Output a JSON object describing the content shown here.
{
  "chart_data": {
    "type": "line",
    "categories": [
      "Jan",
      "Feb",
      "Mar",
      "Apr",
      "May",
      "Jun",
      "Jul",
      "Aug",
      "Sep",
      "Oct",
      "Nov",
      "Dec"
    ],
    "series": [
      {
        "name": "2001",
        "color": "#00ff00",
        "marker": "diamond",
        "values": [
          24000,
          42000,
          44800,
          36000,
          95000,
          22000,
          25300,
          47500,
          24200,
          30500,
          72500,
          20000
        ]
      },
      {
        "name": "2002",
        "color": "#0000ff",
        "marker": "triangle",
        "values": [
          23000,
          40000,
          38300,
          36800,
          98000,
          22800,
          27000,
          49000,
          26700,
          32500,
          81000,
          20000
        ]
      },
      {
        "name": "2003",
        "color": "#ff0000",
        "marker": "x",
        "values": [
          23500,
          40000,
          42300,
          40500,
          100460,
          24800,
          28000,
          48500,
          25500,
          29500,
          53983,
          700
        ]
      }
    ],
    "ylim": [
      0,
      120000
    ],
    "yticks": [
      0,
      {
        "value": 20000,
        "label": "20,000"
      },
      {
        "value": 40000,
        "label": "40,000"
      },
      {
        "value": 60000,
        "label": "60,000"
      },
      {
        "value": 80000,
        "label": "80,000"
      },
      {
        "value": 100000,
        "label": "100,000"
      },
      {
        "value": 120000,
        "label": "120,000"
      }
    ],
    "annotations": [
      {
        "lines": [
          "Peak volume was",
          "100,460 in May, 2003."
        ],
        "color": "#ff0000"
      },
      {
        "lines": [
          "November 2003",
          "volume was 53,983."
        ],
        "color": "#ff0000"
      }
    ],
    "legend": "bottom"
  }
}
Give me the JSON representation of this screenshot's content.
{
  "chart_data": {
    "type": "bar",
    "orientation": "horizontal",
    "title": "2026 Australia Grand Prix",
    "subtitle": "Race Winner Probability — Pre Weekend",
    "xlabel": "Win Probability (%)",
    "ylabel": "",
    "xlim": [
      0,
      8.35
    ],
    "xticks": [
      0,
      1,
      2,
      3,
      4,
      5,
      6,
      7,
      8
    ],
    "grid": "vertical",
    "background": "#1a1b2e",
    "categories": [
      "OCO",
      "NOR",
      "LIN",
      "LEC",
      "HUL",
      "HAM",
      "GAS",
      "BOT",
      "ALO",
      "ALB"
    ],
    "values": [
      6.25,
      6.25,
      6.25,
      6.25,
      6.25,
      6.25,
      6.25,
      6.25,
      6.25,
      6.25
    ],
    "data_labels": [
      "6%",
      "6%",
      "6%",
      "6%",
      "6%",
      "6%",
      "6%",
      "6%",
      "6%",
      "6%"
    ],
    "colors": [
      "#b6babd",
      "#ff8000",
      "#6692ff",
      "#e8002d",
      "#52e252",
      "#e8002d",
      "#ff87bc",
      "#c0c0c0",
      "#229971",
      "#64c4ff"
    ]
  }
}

TASK>
Transcribe the records above exactly as they appear.

SOLUTION TO THIS TASK>
Output a JSON object describing the content shown here.
{
  "chart_data": {
    "type": "line",
    "categories": [
      "Jan",
      "Feb",
      "Mar",
      "Apr",
      "May",
      "Jun",
      "Jul",
      "Aug",
      "Sep",
      "Oct",
      "Nov",
      "Dec"
    ],
    "series": [
      {
        "name": "2001",
        "color": "#00ff00",
        "marker": "diamond",
        "values": [
          24000,
          42000,
          44800,
          36000,
          95000,
          22000,
          25300,
          47500,
          24200,
          30500,
          72500,
          20000
        ]
      },
      {
        "name": "2002",
        "color": "#0000ff",
        "marker": "triangle",
        "values": [
          23000,
          40000,
          38300,
          36800,
          98000,
          22800,
          27000,
          49000,
          26700,
          32500,
          81000,
          20000
        ]
      },
      {
        "name": "2003",
        "color": "#ff0000",
        "marker": "x",
        "values": [
          23500,
          40000,
          42300,
          40500,
          100460,
          24800,
          28000,
          48500,
          25500,
          29500,
          53983,
          700
        ]
      }
    ],
    "ylim": [
      0,
      120000
    ],
    "yticks": [
      0,
      {
        "value": 20000,
        "label": "20,000"
      },
      {
        "value": 40000,
        "label": "40,000"
      },
      {
        "value": 60000,
        "label": "60,000"
      },
      {
        "value": 80000,
        "label": "80,000"
      },
      {
        "value": 100000,
        "label": "100,000"
      },
      {
        "value": 120000,
        "label": "120,000"
      }
    ],
    "annotations": [
      {
        "lines": [
          "Peak volume was",
          "100,460 in May, 2003."
        ],
        "color": "#ff0000"
      },
      {
        "lines": [
          "November 2003",
          "volume was 53,983."
        ],
        "color": "#ff0000"
      }
    ],
    "legend": "bottom"
  }
}
Give me the JSON representation of this screenshot's content.
{
  "chart_data": {
    "type": "bar",
    "orientation": "horizontal",
    "title": "2026 Australia Grand Prix",
    "subtitle": "Race Winner Probability — Pre Weekend",
    "xlabel": "Win Probability (%)",
    "ylabel": "",
    "xlim": [
      0,
      8.35
    ],
    "xticks": [
      0,
      1,
      2,
      3,
      4,
      5,
      6,
      7,
      8
    ],
    "grid": "vertical",
    "background": "#1a1b2e",
    "categories": [
      "OCO",
      "NOR",
      "LIN",
      "LEC",
      "HUL",
      "HAM",
      "GAS",
      "BOT",
      "ALO",
      "ALB"
    ],
    "values": [
      6.25,
      6.25,
      6.25,
      6.25,
      6.25,
      6.25,
      6.25,
      6.25,
      6.25,
      6.25
    ],
    "data_labels": [
      "6%",
      "6%",
      "6%",
      "6%",
      "6%",
      "6%",
      "6%",
      "6%",
      "6%",
      "6%"
    ],
    "colors": [
      "#b6babd",
      "#ff8000",
      "#6692ff",
      "#e8002d",
      "#52e252",
      "#e8002d",
      "#ff87bc",
      "#c0c0c0",
      "#229971",
      "#64c4ff"
    ]
  }
}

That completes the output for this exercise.